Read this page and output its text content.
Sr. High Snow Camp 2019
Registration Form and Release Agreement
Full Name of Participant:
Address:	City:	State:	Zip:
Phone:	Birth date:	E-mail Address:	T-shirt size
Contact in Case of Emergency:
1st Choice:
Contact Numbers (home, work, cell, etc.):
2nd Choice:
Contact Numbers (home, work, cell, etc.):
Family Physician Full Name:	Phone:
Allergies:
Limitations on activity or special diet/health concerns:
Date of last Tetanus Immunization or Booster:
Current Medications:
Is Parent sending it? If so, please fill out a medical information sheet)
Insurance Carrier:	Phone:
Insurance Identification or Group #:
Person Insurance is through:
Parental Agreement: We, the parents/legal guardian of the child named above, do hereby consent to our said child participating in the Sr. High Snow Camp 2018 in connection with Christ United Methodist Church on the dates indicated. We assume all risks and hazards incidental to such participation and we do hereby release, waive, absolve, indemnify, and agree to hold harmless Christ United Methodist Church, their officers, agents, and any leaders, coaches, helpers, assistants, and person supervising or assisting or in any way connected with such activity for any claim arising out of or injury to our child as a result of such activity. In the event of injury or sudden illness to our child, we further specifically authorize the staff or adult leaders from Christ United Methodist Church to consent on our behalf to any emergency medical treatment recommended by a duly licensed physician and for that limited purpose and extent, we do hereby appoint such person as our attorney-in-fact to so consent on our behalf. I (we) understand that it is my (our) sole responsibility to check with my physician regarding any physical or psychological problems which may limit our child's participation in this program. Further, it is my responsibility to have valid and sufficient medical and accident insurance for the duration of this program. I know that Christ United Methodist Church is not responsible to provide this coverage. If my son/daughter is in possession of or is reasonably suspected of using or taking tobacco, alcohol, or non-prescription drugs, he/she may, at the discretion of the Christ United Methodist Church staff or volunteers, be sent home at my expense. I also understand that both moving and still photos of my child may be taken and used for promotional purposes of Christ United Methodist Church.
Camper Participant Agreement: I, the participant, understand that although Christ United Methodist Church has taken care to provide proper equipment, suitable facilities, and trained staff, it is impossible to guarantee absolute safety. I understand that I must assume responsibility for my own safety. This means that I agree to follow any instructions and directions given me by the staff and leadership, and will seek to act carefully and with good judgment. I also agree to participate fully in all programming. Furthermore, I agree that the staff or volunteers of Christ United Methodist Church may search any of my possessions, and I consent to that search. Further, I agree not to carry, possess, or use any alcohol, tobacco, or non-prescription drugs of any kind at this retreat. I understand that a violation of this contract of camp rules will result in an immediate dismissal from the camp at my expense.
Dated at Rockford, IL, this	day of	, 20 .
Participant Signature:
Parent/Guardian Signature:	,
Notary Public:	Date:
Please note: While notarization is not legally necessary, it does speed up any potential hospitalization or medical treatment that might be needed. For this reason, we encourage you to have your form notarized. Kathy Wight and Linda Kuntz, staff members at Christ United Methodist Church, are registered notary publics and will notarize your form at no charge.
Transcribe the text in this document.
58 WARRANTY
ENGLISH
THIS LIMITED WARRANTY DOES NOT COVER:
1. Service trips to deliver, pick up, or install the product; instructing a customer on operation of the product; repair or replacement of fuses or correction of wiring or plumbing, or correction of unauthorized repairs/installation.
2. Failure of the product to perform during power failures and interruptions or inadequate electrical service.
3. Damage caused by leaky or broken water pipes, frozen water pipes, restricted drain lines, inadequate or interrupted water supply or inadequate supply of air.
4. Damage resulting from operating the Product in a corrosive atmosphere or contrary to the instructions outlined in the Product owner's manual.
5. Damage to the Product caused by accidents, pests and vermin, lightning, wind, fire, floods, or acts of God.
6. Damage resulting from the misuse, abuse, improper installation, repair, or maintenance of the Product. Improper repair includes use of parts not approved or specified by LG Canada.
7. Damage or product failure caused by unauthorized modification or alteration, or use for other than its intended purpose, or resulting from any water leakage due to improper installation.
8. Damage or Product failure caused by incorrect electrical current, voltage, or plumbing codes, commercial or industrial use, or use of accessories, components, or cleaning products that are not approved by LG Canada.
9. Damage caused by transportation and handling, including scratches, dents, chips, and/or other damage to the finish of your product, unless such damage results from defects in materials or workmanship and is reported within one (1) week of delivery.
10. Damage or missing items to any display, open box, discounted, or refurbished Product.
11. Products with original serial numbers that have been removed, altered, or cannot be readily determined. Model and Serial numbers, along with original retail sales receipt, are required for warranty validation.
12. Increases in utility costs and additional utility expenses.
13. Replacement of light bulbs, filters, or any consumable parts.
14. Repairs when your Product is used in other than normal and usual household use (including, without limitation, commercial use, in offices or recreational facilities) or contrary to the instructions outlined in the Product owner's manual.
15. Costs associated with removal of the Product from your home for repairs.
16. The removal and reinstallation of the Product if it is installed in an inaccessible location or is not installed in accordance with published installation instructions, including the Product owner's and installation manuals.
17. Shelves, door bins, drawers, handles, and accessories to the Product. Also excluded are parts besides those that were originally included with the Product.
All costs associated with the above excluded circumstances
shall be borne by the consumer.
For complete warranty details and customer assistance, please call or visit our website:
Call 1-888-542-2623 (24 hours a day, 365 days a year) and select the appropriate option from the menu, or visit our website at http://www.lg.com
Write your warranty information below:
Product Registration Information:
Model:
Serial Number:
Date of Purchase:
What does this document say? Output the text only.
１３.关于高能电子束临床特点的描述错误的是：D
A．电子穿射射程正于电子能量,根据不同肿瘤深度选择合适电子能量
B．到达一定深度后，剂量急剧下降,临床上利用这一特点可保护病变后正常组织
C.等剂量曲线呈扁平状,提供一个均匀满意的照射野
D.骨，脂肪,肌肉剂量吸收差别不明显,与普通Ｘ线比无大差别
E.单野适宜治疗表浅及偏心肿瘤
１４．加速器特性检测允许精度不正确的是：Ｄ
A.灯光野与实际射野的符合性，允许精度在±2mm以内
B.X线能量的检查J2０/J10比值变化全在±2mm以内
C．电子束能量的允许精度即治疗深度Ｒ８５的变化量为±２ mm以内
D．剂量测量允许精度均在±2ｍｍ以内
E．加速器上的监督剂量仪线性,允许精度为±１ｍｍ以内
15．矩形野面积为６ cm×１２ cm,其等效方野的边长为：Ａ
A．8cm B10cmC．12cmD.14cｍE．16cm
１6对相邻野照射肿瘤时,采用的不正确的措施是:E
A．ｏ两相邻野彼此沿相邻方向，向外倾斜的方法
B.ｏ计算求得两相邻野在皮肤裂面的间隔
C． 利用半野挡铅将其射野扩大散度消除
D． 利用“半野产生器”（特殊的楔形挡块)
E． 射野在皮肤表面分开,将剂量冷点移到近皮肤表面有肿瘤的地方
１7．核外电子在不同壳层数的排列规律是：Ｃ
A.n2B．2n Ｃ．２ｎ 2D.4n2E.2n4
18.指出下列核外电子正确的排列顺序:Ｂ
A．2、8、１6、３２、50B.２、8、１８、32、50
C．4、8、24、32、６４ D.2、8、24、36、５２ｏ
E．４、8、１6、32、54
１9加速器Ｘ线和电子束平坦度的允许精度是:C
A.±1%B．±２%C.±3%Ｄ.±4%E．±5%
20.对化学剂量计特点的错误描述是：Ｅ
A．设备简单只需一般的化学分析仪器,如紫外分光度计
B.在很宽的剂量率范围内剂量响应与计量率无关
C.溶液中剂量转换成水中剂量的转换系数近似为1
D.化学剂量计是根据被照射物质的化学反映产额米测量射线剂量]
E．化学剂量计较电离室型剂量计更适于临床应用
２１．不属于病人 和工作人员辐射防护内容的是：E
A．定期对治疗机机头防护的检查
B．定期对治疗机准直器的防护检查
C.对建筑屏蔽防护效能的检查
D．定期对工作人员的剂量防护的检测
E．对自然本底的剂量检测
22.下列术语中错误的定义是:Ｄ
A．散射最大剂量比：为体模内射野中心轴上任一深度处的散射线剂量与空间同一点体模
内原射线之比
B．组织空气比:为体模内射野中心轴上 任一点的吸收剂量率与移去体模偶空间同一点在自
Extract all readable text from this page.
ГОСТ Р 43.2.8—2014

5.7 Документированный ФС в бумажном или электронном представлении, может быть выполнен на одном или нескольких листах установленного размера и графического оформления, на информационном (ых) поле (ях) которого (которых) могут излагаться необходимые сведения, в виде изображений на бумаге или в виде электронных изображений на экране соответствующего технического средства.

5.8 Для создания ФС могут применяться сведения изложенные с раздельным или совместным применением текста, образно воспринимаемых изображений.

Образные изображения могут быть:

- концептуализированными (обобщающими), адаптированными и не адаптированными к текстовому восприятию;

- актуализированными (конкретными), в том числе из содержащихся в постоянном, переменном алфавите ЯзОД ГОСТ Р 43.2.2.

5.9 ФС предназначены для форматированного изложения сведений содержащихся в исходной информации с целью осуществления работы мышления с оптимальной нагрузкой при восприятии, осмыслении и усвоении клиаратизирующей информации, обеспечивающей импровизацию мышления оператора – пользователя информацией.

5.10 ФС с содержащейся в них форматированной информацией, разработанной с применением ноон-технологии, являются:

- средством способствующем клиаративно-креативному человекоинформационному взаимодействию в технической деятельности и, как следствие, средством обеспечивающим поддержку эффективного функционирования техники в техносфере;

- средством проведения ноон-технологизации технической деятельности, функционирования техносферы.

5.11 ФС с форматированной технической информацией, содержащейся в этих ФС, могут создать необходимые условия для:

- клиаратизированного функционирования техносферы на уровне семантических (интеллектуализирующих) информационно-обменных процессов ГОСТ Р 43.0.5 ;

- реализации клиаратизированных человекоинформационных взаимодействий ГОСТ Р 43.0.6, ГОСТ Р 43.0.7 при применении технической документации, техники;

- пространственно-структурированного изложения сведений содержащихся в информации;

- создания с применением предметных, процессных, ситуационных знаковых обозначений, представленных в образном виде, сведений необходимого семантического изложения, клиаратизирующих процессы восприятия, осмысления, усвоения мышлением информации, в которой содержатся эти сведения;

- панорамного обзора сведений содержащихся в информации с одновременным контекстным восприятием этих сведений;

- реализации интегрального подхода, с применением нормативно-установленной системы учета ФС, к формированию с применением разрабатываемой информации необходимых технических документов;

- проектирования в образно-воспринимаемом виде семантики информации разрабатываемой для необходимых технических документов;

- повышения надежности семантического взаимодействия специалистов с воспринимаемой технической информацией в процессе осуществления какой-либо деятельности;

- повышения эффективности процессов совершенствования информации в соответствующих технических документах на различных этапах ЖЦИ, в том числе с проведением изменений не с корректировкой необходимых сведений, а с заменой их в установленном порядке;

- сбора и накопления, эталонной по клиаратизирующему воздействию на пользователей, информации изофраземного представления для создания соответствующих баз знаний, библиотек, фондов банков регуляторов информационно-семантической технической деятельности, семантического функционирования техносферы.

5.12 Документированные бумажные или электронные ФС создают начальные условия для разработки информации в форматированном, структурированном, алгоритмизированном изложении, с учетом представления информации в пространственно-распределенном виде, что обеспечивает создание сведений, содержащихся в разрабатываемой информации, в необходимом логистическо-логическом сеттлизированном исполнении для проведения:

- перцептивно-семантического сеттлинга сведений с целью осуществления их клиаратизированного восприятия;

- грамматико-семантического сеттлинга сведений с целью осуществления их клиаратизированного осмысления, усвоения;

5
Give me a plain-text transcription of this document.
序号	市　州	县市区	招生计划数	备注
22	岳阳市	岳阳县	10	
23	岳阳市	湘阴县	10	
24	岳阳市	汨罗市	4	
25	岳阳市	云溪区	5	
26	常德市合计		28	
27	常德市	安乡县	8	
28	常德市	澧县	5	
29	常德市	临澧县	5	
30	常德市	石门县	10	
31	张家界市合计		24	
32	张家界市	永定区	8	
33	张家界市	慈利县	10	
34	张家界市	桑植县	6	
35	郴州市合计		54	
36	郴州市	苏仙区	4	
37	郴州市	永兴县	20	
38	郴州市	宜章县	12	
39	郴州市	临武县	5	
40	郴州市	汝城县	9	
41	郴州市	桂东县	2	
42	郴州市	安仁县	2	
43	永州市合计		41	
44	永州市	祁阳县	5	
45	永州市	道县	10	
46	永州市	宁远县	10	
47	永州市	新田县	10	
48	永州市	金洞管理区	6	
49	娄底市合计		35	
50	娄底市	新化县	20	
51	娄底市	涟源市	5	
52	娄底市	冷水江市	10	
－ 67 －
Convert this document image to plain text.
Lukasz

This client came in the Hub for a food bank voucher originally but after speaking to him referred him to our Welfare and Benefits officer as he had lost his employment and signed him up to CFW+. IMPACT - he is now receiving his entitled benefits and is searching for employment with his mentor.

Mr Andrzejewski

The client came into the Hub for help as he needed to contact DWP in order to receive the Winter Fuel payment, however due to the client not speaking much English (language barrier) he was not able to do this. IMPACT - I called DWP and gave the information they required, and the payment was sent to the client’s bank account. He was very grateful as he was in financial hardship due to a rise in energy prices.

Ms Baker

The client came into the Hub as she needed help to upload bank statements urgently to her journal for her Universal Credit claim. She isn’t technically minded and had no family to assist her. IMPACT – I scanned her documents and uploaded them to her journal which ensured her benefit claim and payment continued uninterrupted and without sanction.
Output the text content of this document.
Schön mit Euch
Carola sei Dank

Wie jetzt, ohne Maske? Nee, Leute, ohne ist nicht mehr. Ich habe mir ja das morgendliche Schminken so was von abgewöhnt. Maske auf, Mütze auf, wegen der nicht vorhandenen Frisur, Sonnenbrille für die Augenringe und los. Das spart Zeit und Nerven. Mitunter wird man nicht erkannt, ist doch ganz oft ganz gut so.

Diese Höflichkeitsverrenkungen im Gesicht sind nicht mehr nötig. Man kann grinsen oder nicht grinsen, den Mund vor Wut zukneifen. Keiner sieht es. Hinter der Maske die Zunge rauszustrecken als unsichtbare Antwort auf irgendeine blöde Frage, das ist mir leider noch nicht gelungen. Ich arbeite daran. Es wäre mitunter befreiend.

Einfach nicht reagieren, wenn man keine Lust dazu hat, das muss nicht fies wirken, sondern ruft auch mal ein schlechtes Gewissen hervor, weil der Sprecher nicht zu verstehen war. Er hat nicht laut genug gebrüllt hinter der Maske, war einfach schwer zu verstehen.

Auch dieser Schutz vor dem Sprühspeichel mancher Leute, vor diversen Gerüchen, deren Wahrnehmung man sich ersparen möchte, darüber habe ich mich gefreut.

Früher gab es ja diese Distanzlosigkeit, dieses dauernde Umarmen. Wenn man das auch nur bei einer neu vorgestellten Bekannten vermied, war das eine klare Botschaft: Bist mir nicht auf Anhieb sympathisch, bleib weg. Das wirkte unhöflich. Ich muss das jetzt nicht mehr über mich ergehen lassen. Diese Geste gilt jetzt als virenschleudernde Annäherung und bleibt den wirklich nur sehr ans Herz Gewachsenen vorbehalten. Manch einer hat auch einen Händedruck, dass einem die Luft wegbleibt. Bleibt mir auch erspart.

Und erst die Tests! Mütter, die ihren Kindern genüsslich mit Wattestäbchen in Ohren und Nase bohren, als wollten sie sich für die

--------

WHAT IS BEING ASKED> Select the lines in this material that hold the word "commercial", leaving none out.

THE COMPLETED TASK>
8. Damage or Product failure caused by incorrect electrical current, voltage, or plumbing codes, commercial or industrial use, or use of accessories, components, or cleaning products that are not approved by LG Canada.
14. Repairs when your Product is used in other than normal and usual household use (including, without limitation, commercial use, in offices or recreational facilities) or contrary to the instructions outlined in the Product owner's manual.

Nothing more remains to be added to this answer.